* [EXERCISE PROMPT] An exact copy of all the data is required, with pictures left out.

* [INPUT FOR THIS TASK]
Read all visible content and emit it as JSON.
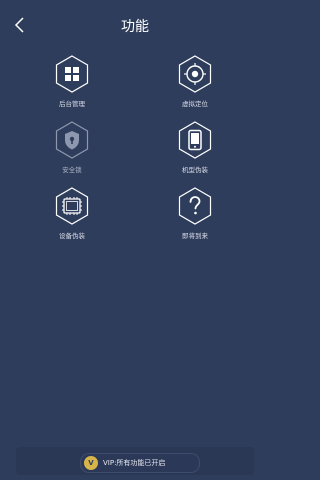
{
  "header": {
    "title": "功能"
  },
  "features": [
    {
      "label": "后台管理",
      "icon": "grid-icon"
    },
    {
      "label": "虚拟定位",
      "icon": "location-target-icon"
    },
    {
      "label": "安全锁",
      "icon": "shield-lock-icon"
    },
    {
      "label": "机型伪装",
      "icon": "phone-icon"
    },
    {
      "label": "设备伪装",
      "icon": "cpu-icon"
    },
    {
      "label": "即将到来",
      "icon": "question-icon"
    }
  ],
  "footer": {
    "vip_text": "VIP:所有功能已开启",
    "vip_icon_text": "V"
  },
  "colors": {
    "background": "#2f3d5c",
    "accent_gold": "#d7b44a"
  }
}
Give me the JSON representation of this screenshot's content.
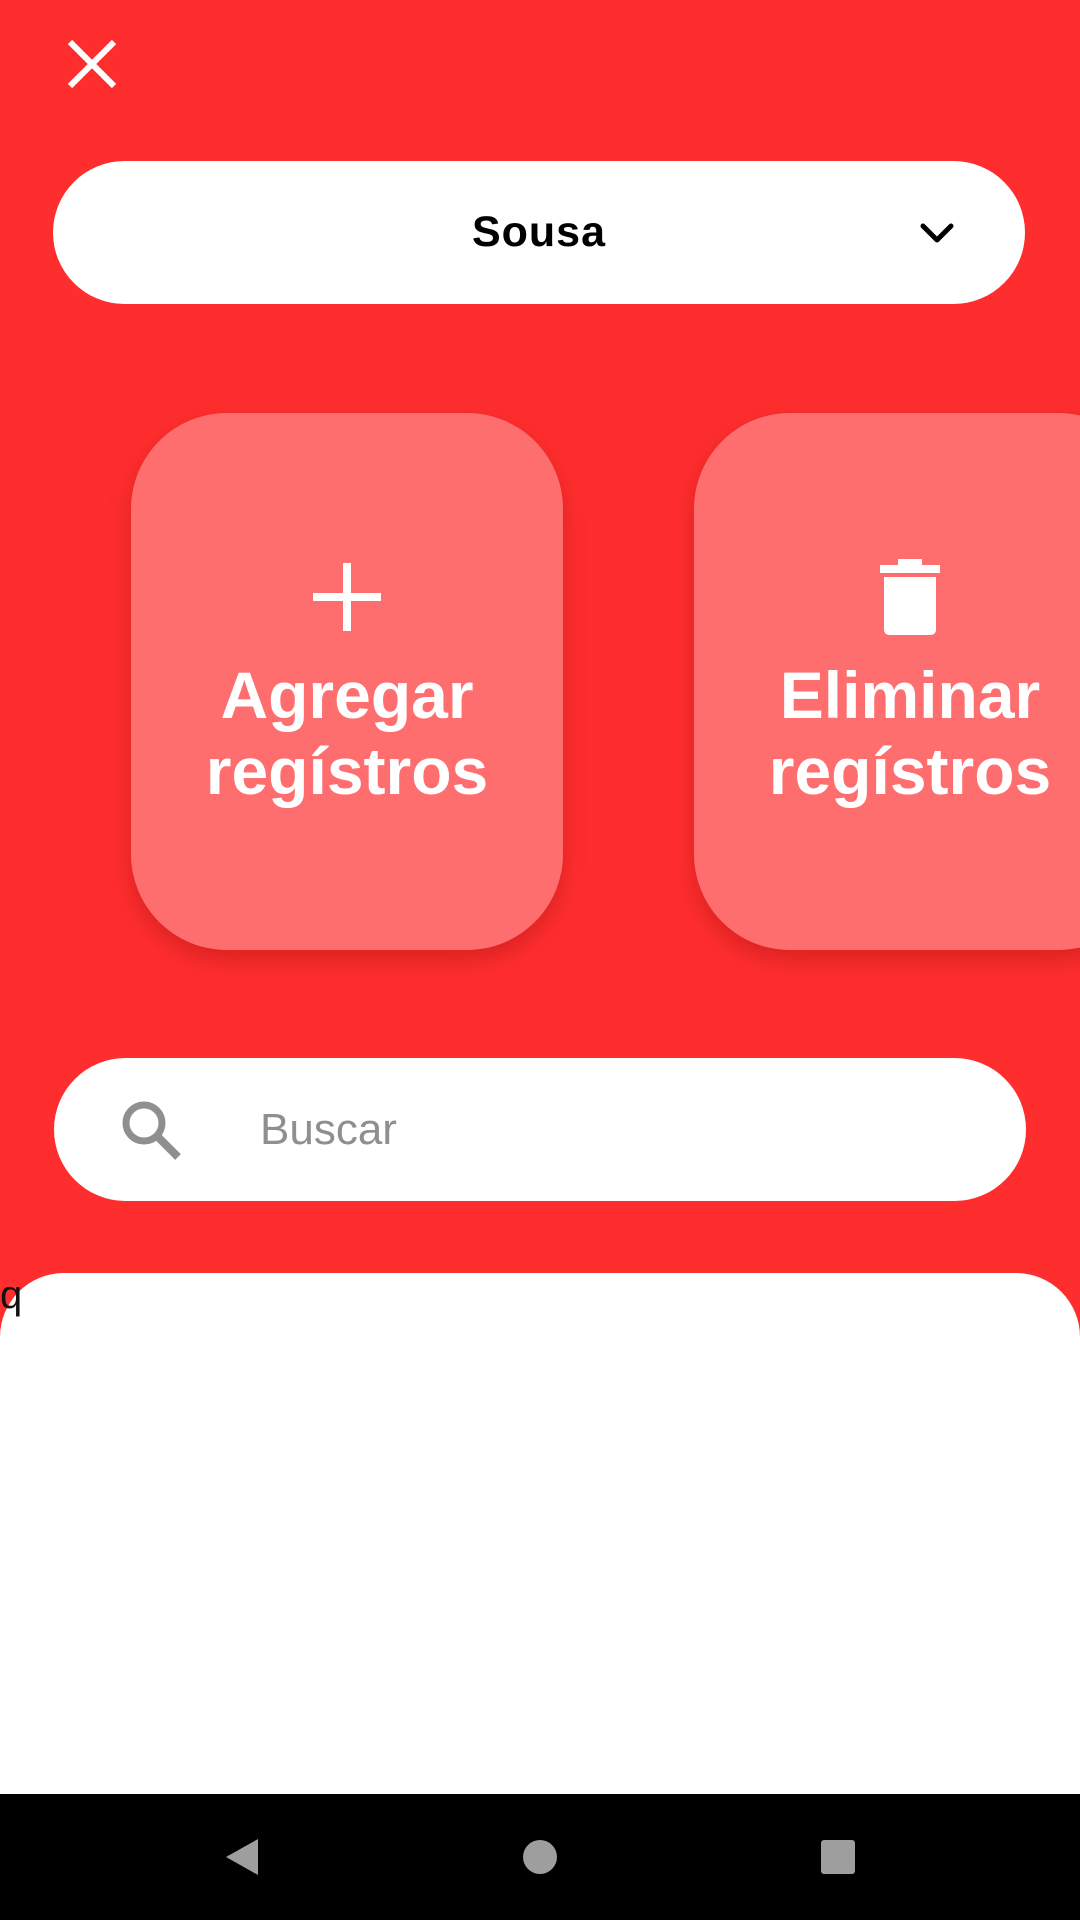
{
  "colors": {
    "background": "#FF2E2E",
    "card": "#FF6E6E",
    "surface": "#FFFFFF",
    "placeholder": "#8F8F8F",
    "nav_bar": "#000000",
    "nav_icons": "#9E9E9E"
  },
  "header": {
    "close_icon": "close-icon"
  },
  "selector": {
    "value": "Sousa",
    "chevron_icon": "chevron-down-icon"
  },
  "actions": [
    {
      "icon": "plus-icon",
      "label": "Agregar\nregístros"
    },
    {
      "icon": "trash-icon",
      "label": "Eliminar\nregístros"
    }
  ],
  "search": {
    "icon": "search-icon",
    "placeholder": "Buscar",
    "value": ""
  },
  "list": {
    "items": [
      "q"
    ]
  },
  "nav": {
    "back_icon": "back-icon",
    "home_icon": "home-icon",
    "recents_icon": "recents-icon"
  }
}
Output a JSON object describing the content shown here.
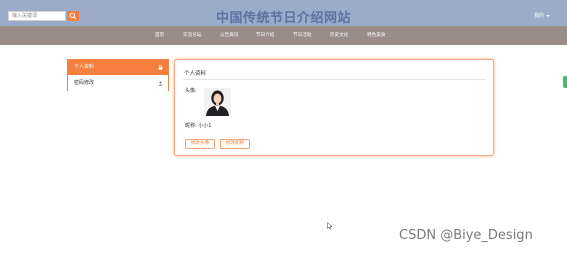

* [OUTPUT FOR THIS TASK]
Read all visible content and emit it as JSON.
{
  "header": {
    "title": "功能"
  },
  "features": [
    {
      "label": "后台管理",
      "icon": "grid-icon"
    },
    {
      "label": "虚拟定位",
      "icon": "location-target-icon"
    },
    {
      "label": "安全锁",
      "icon": "shield-lock-icon"
    },
    {
      "label": "机型伪装",
      "icon": "phone-icon"
    },
    {
      "label": "设备伪装",
      "icon": "cpu-icon"
    },
    {
      "label": "即将到来",
      "icon": "question-icon"
    }
  ],
  "footer": {
    "vip_text": "VIP:所有功能已开启",
    "vip_icon_text": "V"
  },
  "colors": {
    "background": "#2f3d5c",
    "accent_gold": "#d7b44a"
  }
}
Give me the JSON representation of this screenshot's content.
{
  "colors": {
    "background": "#FF2E2E",
    "card": "#FF6E6E",
    "surface": "#FFFFFF",
    "placeholder": "#8F8F8F",
    "nav_bar": "#000000",
    "nav_icons": "#9E9E9E"
  },
  "header": {
    "close_icon": "close-icon"
  },
  "selector": {
    "value": "Sousa",
    "chevron_icon": "chevron-down-icon"
  },
  "actions": [
    {
      "icon": "plus-icon",
      "label": "Agregar\nregístros"
    },
    {
      "icon": "trash-icon",
      "label": "Eliminar\nregístros"
    }
  ],
  "search": {
    "icon": "search-icon",
    "placeholder": "Buscar",
    "value": ""
  },
  "list": {
    "items": [
      "q"
    ]
  },
  "nav": {
    "back_icon": "back-icon",
    "home_icon": "home-icon",
    "recents_icon": "recents-icon"
  }
}
Output a JSON object describing the content shown here.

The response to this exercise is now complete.